Locate every line in the records below that holds the word "symbol" and return each one.

START RECORDS PROVIDED

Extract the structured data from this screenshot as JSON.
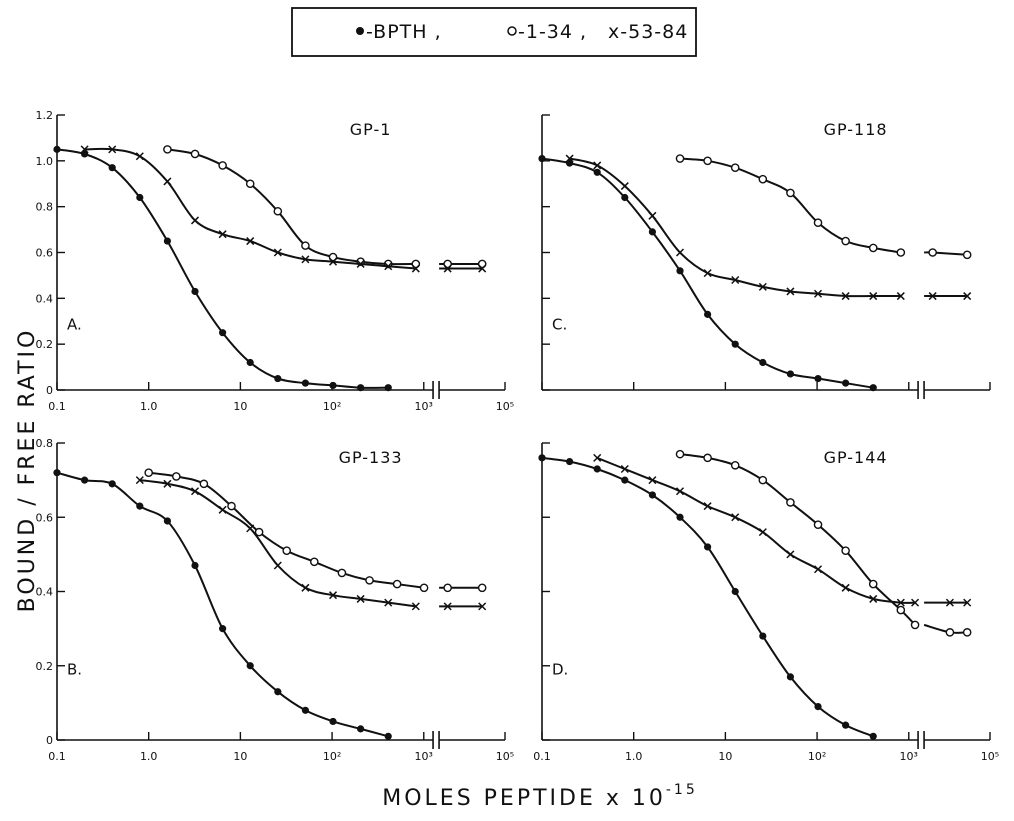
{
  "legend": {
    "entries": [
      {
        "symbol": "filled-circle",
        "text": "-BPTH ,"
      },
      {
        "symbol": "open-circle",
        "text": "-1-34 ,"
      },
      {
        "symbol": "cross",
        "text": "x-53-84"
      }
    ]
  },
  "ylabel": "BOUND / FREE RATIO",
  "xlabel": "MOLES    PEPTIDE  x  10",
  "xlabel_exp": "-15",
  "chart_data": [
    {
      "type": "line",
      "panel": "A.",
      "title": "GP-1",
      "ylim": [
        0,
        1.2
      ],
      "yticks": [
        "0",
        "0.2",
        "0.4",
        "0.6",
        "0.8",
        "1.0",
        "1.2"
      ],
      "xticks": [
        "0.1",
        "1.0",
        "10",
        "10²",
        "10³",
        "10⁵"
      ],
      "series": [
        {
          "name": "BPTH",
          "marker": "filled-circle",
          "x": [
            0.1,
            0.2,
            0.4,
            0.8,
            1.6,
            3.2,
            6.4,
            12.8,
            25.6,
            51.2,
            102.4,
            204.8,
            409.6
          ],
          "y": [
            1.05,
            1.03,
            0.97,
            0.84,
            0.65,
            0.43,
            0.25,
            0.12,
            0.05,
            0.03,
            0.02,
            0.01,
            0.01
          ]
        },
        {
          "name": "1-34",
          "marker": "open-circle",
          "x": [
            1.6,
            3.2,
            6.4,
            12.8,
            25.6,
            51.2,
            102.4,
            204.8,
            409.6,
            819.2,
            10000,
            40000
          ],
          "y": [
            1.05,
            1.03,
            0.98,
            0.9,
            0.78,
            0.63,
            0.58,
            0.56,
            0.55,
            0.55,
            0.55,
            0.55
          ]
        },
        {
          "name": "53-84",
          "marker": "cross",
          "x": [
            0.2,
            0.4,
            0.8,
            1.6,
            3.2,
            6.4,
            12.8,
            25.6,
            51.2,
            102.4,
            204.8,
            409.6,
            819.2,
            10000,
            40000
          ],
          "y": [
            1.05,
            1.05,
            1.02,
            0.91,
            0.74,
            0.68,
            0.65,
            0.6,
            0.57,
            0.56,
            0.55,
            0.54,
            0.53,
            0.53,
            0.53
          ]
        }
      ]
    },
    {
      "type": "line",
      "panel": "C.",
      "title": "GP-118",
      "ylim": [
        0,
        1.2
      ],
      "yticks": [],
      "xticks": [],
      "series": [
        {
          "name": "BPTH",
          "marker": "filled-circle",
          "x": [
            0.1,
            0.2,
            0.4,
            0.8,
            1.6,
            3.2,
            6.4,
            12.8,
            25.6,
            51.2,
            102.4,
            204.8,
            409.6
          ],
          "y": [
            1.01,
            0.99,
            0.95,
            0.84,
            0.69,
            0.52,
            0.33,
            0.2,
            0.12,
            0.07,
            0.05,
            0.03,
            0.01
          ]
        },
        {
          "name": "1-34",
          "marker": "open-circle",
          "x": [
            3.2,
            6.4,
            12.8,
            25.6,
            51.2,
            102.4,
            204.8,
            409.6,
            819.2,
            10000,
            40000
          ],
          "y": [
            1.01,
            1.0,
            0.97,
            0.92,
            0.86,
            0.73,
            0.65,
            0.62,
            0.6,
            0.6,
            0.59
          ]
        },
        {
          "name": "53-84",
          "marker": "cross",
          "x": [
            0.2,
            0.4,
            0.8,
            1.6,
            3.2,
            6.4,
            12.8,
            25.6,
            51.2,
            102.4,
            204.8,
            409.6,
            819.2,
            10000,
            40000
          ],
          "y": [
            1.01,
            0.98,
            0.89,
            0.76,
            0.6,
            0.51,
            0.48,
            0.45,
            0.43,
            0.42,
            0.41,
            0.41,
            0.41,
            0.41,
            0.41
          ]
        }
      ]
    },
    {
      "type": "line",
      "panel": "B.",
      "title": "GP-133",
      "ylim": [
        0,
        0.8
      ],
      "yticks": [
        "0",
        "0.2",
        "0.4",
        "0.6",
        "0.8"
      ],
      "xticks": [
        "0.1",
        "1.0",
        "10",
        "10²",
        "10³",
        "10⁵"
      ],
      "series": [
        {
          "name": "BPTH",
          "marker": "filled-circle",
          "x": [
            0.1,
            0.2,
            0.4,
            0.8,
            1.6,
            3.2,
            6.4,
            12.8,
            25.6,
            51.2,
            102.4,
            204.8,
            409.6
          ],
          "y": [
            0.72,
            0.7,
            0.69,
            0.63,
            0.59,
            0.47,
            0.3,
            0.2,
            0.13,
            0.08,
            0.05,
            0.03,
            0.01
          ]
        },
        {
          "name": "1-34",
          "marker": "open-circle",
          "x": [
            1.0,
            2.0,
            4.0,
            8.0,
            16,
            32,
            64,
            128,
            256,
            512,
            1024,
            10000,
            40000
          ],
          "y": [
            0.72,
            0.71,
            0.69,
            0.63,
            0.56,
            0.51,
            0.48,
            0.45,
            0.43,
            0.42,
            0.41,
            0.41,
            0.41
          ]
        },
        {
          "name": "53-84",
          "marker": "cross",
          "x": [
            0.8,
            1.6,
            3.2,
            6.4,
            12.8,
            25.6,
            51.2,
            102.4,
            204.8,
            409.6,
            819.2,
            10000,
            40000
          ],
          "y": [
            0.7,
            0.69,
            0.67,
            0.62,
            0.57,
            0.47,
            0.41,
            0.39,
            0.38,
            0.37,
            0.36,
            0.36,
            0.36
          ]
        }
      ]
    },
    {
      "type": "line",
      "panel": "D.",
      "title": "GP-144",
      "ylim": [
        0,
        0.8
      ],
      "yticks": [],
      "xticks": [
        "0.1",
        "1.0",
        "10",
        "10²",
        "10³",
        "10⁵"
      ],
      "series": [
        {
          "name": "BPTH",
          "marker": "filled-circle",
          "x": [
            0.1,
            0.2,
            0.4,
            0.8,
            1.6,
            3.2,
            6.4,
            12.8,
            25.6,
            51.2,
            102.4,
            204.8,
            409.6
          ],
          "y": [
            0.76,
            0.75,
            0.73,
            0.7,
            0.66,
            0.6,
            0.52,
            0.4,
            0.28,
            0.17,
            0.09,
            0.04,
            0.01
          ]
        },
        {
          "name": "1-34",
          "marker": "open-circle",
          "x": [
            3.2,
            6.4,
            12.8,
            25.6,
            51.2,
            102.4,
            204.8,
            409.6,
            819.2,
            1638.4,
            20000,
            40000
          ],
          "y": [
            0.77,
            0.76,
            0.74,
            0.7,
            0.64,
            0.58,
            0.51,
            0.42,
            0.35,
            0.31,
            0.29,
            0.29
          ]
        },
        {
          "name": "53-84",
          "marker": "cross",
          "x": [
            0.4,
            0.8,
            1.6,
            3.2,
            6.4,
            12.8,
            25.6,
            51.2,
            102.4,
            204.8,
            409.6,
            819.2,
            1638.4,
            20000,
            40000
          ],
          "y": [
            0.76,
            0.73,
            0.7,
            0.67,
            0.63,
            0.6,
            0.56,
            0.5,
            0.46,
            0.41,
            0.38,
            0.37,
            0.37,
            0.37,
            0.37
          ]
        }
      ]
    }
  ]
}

END RECORDS PROVIDED
START RECORDS PROVIDED

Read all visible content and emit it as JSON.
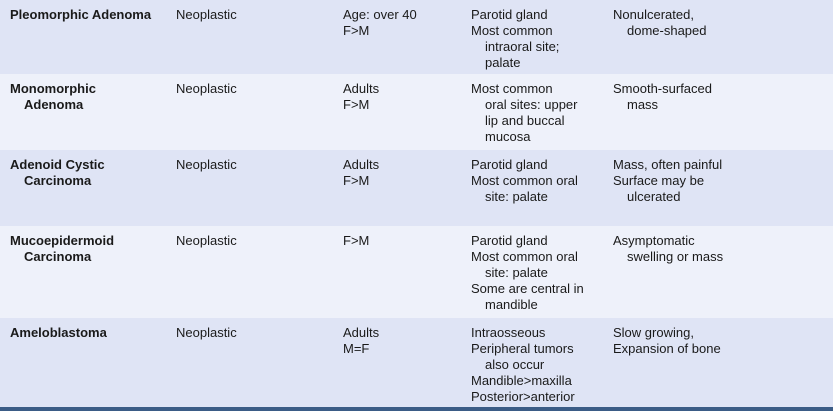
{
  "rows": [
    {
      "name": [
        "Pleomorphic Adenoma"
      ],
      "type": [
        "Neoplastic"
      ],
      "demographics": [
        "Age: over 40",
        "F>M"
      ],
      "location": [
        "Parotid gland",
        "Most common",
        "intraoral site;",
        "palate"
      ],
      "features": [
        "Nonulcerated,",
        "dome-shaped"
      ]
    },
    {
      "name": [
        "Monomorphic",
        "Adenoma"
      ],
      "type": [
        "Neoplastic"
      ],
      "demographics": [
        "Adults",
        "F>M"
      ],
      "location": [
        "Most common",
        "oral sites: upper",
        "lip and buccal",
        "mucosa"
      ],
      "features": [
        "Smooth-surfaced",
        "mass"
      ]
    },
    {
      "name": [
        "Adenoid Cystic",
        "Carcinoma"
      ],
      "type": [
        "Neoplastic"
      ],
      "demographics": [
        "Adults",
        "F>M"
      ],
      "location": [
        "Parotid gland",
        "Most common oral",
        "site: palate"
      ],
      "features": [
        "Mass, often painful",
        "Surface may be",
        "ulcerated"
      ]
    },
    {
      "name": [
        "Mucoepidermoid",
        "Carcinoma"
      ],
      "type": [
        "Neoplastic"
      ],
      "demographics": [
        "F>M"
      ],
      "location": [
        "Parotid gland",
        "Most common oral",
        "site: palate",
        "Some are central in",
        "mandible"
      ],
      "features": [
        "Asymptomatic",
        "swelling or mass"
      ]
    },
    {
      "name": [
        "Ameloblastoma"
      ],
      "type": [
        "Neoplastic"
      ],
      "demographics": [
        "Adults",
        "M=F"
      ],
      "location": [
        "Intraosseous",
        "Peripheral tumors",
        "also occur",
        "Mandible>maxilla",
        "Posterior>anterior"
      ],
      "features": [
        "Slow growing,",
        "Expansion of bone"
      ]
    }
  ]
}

END RECORDS PROVIDED

WRITTEN ANSWER:
        "symbol": "filled-circle",
        "symbol": "open-circle",
        "symbol": "cross",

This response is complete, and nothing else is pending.